▶ SET TASK
In this exercise, return the whole listing exactly, excluding any images.
---- ROWS
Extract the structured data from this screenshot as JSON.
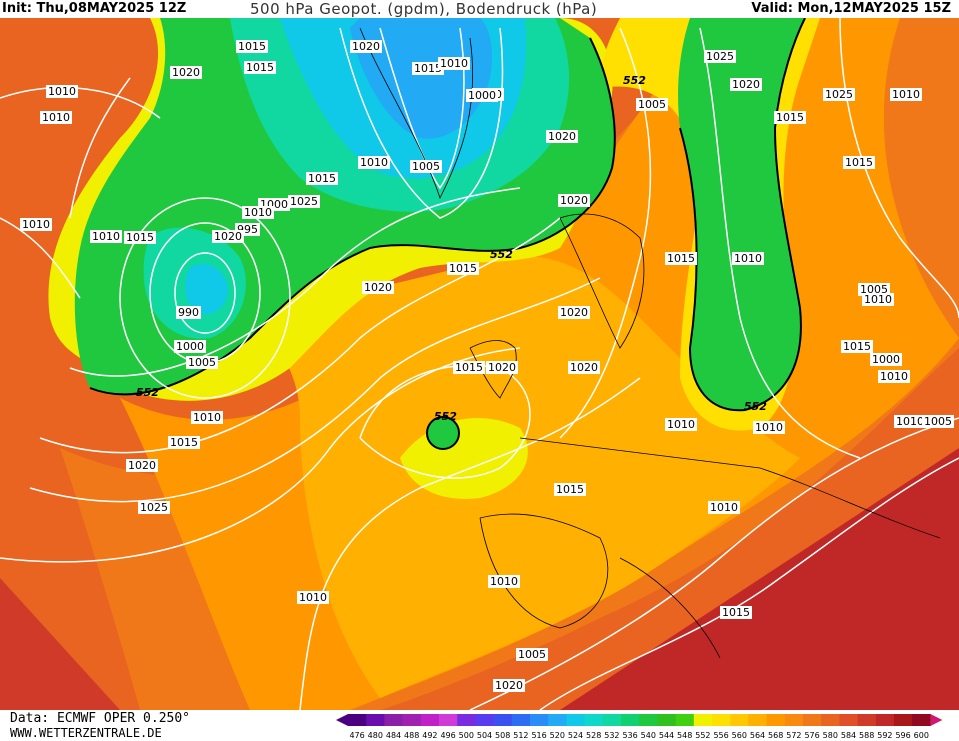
{
  "header": {
    "init": "Init: Thu,08MAY2025 12Z",
    "title": "500 hPa Geopot. (gpdm), Bodendruck (hPa)",
    "valid": "Valid: Mon,12MAY2025 15Z"
  },
  "footer": {
    "source": "Data: ECMWF OPER 0.250°",
    "site": "WWW.WETTERZENTRALE.DE"
  },
  "legend": {
    "levels": [
      "476",
      "480",
      "484",
      "488",
      "492",
      "496",
      "500",
      "504",
      "508",
      "512",
      "516",
      "520",
      "524",
      "528",
      "532",
      "536",
      "540",
      "544",
      "548",
      "552",
      "556",
      "560",
      "564",
      "568",
      "572",
      "576",
      "580",
      "584",
      "588",
      "592",
      "596",
      "600"
    ],
    "colors": [
      "#4b0082",
      "#6a0dad",
      "#8b1fa8",
      "#a020b0",
      "#c020c8",
      "#d03ad8",
      "#7a2be0",
      "#5a3cf0",
      "#3c50f0",
      "#2f6cf4",
      "#2a8cf6",
      "#22aaf4",
      "#10c8e8",
      "#10d8c8",
      "#10d8a0",
      "#10d070",
      "#20c840",
      "#30c020",
      "#40d010",
      "#f0f000",
      "#ffe000",
      "#ffc800",
      "#ffb000",
      "#ff9800",
      "#f88a10",
      "#f07818",
      "#e86420",
      "#e05028",
      "#d03a28",
      "#c02828",
      "#a81818",
      "#900a20"
    ]
  },
  "map": {
    "colors": {
      "lowest": "#2a8cf6",
      "blue": "#10c8e8",
      "teal": "#10d8a0",
      "green": "#20c840",
      "yellow": "#f0f000",
      "lightorange": "#ffc800",
      "orange": "#ff9800",
      "darkorange": "#f07818",
      "red": "#e05028",
      "darkred": "#c02828"
    },
    "contour_552": "552",
    "pressure_labels": [
      "1015",
      "1020",
      "1020",
      "1015",
      "1010",
      "1000",
      "1025",
      "1005",
      "1010",
      "1000",
      "1010",
      "1015",
      "1020",
      "1025",
      "1010",
      "1015",
      "1020",
      "1015",
      "1010",
      "1005",
      "1010",
      "995",
      "1000",
      "1005",
      "1010",
      "1015",
      "1020",
      "1010",
      "1025",
      "1015",
      "990",
      "1000",
      "1005",
      "1010",
      "1015",
      "1020",
      "1025",
      "1020",
      "1015",
      "1020",
      "1020",
      "1015",
      "1010",
      "1005",
      "1010",
      "1015",
      "1010",
      "1010",
      "1005",
      "1000",
      "1010",
      "1010",
      "1015",
      "1010",
      "1010",
      "1020",
      "1015",
      "1020",
      "1010",
      "1015",
      "1005",
      "1020"
    ]
  }
}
--------
▶ ANSWER TO THE EXERCISE
Extract the structured data from this screenshot as JSON.
{
  "header": {
    "init": "Init: Thu,08MAY2025 12Z",
    "title": "500 hPa Geopot. (gpdm), Bodendruck (hPa)",
    "valid": "Valid: Mon,12MAY2025 15Z"
  },
  "footer": {
    "source": "Data: ECMWF OPER 0.250°",
    "site": "WWW.WETTERZENTRALE.DE"
  },
  "legend": {
    "levels": [
      "476",
      "480",
      "484",
      "488",
      "492",
      "496",
      "500",
      "504",
      "508",
      "512",
      "516",
      "520",
      "524",
      "528",
      "532",
      "536",
      "540",
      "544",
      "548",
      "552",
      "556",
      "560",
      "564",
      "568",
      "572",
      "576",
      "580",
      "584",
      "588",
      "592",
      "596",
      "600"
    ],
    "colors": [
      "#4b0082",
      "#6a0dad",
      "#8b1fa8",
      "#a020b0",
      "#c020c8",
      "#d03ad8",
      "#7a2be0",
      "#5a3cf0",
      "#3c50f0",
      "#2f6cf4",
      "#2a8cf6",
      "#22aaf4",
      "#10c8e8",
      "#10d8c8",
      "#10d8a0",
      "#10d070",
      "#20c840",
      "#30c020",
      "#40d010",
      "#f0f000",
      "#ffe000",
      "#ffc800",
      "#ffb000",
      "#ff9800",
      "#f88a10",
      "#f07818",
      "#e86420",
      "#e05028",
      "#d03a28",
      "#c02828",
      "#a81818",
      "#900a20"
    ]
  },
  "map": {
    "colors": {
      "lowest": "#2a8cf6",
      "blue": "#10c8e8",
      "teal": "#10d8a0",
      "green": "#20c840",
      "yellow": "#f0f000",
      "lightorange": "#ffc800",
      "orange": "#ff9800",
      "darkorange": "#f07818",
      "red": "#e05028",
      "darkred": "#c02828"
    },
    "contour_552": "552",
    "pressure_labels": [
      "1015",
      "1020",
      "1020",
      "1015",
      "1010",
      "1000",
      "1025",
      "1005",
      "1010",
      "1000",
      "1010",
      "1015",
      "1020",
      "1025",
      "1010",
      "1015",
      "1020",
      "1015",
      "1010",
      "1005",
      "1010",
      "995",
      "1000",
      "1005",
      "1010",
      "1015",
      "1020",
      "1010",
      "1025",
      "1015",
      "990",
      "1000",
      "1005",
      "1010",
      "1015",
      "1020",
      "1025",
      "1020",
      "1015",
      "1020",
      "1020",
      "1015",
      "1010",
      "1005",
      "1010",
      "1015",
      "1010",
      "1010",
      "1005",
      "1000",
      "1010",
      "1010",
      "1015",
      "1010",
      "1010",
      "1020",
      "1015",
      "1020",
      "1010",
      "1015",
      "1005",
      "1020"
    ]
  }
}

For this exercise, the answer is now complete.